§ **Dataset entries**

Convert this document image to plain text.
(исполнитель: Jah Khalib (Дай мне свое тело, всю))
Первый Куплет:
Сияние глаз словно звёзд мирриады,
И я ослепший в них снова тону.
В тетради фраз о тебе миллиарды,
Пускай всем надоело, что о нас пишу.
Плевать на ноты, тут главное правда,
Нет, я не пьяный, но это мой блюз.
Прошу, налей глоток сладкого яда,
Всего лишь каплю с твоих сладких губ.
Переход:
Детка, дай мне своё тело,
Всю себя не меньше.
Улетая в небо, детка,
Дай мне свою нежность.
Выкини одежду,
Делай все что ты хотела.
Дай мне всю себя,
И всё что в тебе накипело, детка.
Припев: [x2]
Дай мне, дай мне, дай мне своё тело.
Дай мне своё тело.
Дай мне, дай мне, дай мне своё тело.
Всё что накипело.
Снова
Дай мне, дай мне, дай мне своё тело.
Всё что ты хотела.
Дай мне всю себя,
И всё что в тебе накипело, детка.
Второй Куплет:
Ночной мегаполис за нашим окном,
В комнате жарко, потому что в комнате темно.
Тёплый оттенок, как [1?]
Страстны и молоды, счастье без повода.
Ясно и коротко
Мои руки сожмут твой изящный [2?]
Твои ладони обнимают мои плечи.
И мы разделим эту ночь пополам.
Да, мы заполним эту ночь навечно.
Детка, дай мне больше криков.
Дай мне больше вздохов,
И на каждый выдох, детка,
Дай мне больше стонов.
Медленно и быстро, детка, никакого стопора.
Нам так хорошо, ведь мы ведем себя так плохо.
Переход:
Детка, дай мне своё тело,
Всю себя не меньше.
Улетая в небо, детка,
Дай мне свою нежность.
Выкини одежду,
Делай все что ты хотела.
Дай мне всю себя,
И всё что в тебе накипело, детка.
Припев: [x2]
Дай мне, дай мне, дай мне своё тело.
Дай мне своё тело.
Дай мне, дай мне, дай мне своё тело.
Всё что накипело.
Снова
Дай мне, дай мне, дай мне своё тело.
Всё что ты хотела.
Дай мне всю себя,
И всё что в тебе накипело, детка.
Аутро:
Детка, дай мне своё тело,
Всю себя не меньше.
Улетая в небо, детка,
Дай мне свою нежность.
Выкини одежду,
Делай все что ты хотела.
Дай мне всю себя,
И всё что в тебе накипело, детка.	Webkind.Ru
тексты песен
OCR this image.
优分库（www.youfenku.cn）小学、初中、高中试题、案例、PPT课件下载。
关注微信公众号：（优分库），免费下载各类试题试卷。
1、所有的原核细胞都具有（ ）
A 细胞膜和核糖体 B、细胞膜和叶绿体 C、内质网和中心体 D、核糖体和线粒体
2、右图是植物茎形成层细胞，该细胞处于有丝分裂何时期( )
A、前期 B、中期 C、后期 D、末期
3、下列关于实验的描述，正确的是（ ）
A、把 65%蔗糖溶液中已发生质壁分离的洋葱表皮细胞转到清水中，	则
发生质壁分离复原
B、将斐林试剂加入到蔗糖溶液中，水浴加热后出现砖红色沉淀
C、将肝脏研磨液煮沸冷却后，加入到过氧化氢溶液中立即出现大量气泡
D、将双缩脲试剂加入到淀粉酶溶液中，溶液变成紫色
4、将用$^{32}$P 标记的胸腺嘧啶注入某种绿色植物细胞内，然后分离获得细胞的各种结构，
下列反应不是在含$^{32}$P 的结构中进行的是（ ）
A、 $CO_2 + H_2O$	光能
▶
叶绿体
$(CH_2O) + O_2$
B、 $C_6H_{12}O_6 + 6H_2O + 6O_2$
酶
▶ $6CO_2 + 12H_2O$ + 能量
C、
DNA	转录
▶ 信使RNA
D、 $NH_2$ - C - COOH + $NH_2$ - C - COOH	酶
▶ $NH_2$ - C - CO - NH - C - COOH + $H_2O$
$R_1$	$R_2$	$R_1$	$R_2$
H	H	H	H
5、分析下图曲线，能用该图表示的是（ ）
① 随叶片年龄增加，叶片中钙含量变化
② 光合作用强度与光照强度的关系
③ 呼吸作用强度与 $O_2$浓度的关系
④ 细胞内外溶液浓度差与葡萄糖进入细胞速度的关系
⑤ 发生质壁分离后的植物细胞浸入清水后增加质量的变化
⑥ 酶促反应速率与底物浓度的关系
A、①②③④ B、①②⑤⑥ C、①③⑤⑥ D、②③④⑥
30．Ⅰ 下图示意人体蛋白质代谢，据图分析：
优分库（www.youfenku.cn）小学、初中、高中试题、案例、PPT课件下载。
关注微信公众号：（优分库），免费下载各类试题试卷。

§ **TASK DETAILS**
Print the entries exactly. Include every one.

§ **WRITTEN REPLY**
Convert this document image to plain text.
(исполнитель: Jah Khalib (Дай мне свое тело, всю))
Первый Куплет:
Сияние глаз словно звёзд мирриады,
И я ослепший в них снова тону.
В тетради фраз о тебе миллиарды,
Пускай всем надоело, что о нас пишу.
Плевать на ноты, тут главное правда,
Нет, я не пьяный, но это мой блюз.
Прошу, налей глоток сладкого яда,
Всего лишь каплю с твоих сладких губ.
Переход:
Детка, дай мне своё тело,
Всю себя не меньше.
Улетая в небо, детка,
Дай мне свою нежность.
Выкини одежду,
Делай все что ты хотела.
Дай мне всю себя,
И всё что в тебе накипело, детка.
Припев: [x2]
Дай мне, дай мне, дай мне своё тело.
Дай мне своё тело.
Дай мне, дай мне, дай мне своё тело.
Всё что накипело.
Снова
Дай мне, дай мне, дай мне своё тело.
Всё что ты хотела.
Дай мне всю себя,
И всё что в тебе накипело, детка.
Второй Куплет:
Ночной мегаполис за нашим окном,
В комнате жарко, потому что в комнате темно.
Тёплый оттенок, как [1?]
Страстны и молоды, счастье без повода.
Ясно и коротко
Мои руки сожмут твой изящный [2?]
Твои ладони обнимают мои плечи.
И мы разделим эту ночь пополам.
Да, мы заполним эту ночь навечно.
Детка, дай мне больше криков.
Дай мне больше вздохов,
И на каждый выдох, детка,
Дай мне больше стонов.
Медленно и быстро, детка, никакого стопора.
Нам так хорошо, ведь мы ведем себя так плохо.
Переход:
Детка, дай мне своё тело,
Всю себя не меньше.
Улетая в небо, детка,
Дай мне свою нежность.
Выкини одежду,
Делай все что ты хотела.
Дай мне всю себя,
И всё что в тебе накипело, детка.
Припев: [x2]
Дай мне, дай мне, дай мне своё тело.
Дай мне своё тело.
Дай мне, дай мне, дай мне своё тело.
Всё что накипело.
Снова
Дай мне, дай мне, дай мне своё тело.
Всё что ты хотела.
Дай мне всю себя,
И всё что в тебе накипело, детка.
Аутро:
Детка, дай мне своё тело,
Всю себя не меньше.
Улетая в небо, детка,
Дай мне свою нежность.
Выкини одежду,
Делай все что ты хотела.
Дай мне всю себя,
И всё что в тебе накипело, детка.	Webkind.Ru
тексты песен
OCR this image.
优分库（www.youfenku.cn）小学、初中、高中试题、案例、PPT课件下载。
关注微信公众号：（优分库），免费下载各类试题试卷。
1、所有的原核细胞都具有（ ）
A 细胞膜和核糖体 B、细胞膜和叶绿体 C、内质网和中心体 D、核糖体和线粒体
2、右图是植物茎形成层细胞，该细胞处于有丝分裂何时期( )
A、前期 B、中期 C、后期 D、末期
3、下列关于实验的描述，正确的是（ ）
A、把 65%蔗糖溶液中已发生质壁分离的洋葱表皮细胞转到清水中，	则
发生质壁分离复原
B、将斐林试剂加入到蔗糖溶液中，水浴加热后出现砖红色沉淀
C、将肝脏研磨液煮沸冷却后，加入到过氧化氢溶液中立即出现大量气泡
D、将双缩脲试剂加入到淀粉酶溶液中，溶液变成紫色
4、将用$^{32}$P 标记的胸腺嘧啶注入某种绿色植物细胞内，然后分离获得细胞的各种结构，
下列反应不是在含$^{32}$P 的结构中进行的是（ ）
A、 $CO_2 + H_2O$	光能
▶
叶绿体
$(CH_2O) + O_2$
B、 $C_6H_{12}O_6 + 6H_2O + 6O_2$
酶
▶ $6CO_2 + 12H_2O$ + 能量
C、
DNA	转录
▶ 信使RNA
D、 $NH_2$ - C - COOH + $NH_2$ - C - COOH	酶
▶ $NH_2$ - C - CO - NH - C - COOH + $H_2O$
$R_1$	$R_2$	$R_1$	$R_2$
H	H	H	H
5、分析下图曲线，能用该图表示的是（ ）
① 随叶片年龄增加，叶片中钙含量变化
② 光合作用强度与光照强度的关系
③ 呼吸作用强度与 $O_2$浓度的关系
④ 细胞内外溶液浓度差与葡萄糖进入细胞速度的关系
⑤ 发生质壁分离后的植物细胞浸入清水后增加质量的变化
⑥ 酶促反应速率与底物浓度的关系
A、①②③④ B、①②⑤⑥ C、①③⑤⑥ D、②③④⑥
30．Ⅰ 下图示意人体蛋白质代谢，据图分析：
优分库（www.youfenku.cn）小学、初中、高中试题、案例、PPT课件下载。
关注微信公众号：（优分库），免费下载各类试题试卷。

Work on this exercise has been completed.